◆ Job ◆
Skip the pictures. Transcribe the rest of the data below without changing a word.

------------------------------------------------

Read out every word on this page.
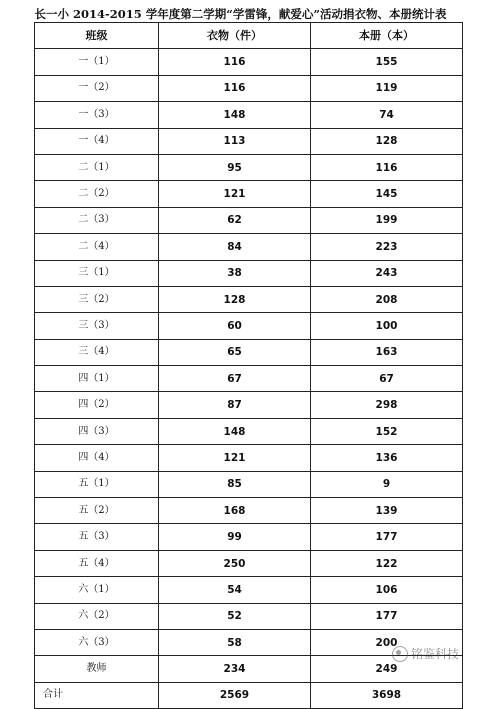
长一小 2014-2015 学年度第二学期“学雷锋，献爱心”活动捐衣物、本册统计表
班级	衣物（件）	本册（本）
一（1）	116	155
一（2）	116	119
一（3）	148	74
一（4）	113	128
二（1）	95	116
二（2）	121	145
二（3）	62	199
二（4）	84	223
三（1）	38	243
三（2）	128	208
三（3）	60	100
三（4）	65	163
四（1）	67	67
四（2）	87	298
四（3）	148	152
四（4）	121	136
五（1）	85	9
五（2）	168	139
五（3）	99	177
五（4）	250	122
六（1）	54	106
六（2）	52	177
六（3）	58	200
教师	234	249
合计	2569	3698
铭鉴科技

------------------------------------------------

◆ Task answer ◆
Read out every word on this page.
长一小 2014-2015 学年度第二学期“学雷锋，献爱心”活动捐衣物、本册统计表
班级	衣物（件）	本册（本）
一（1）	116	155
一（2）	116	119
一（3）	148	74
一（4）	113	128
二（1）	95	116
二（2）	121	145
二（3）	62	199
二（4）	84	223
三（1）	38	243
三（2）	128	208
三（3）	60	100
三（4）	65	163
四（1）	67	67
四（2）	87	298
四（3）	148	152
四（4）	121	136
五（1）	85	9
五（2）	168	139
五（3）	99	177
五（4）	250	122
六（1）	54	106
六（2）	52	177
六（3）	58	200
教师	234	249
合计	2569	3698
铭鉴科技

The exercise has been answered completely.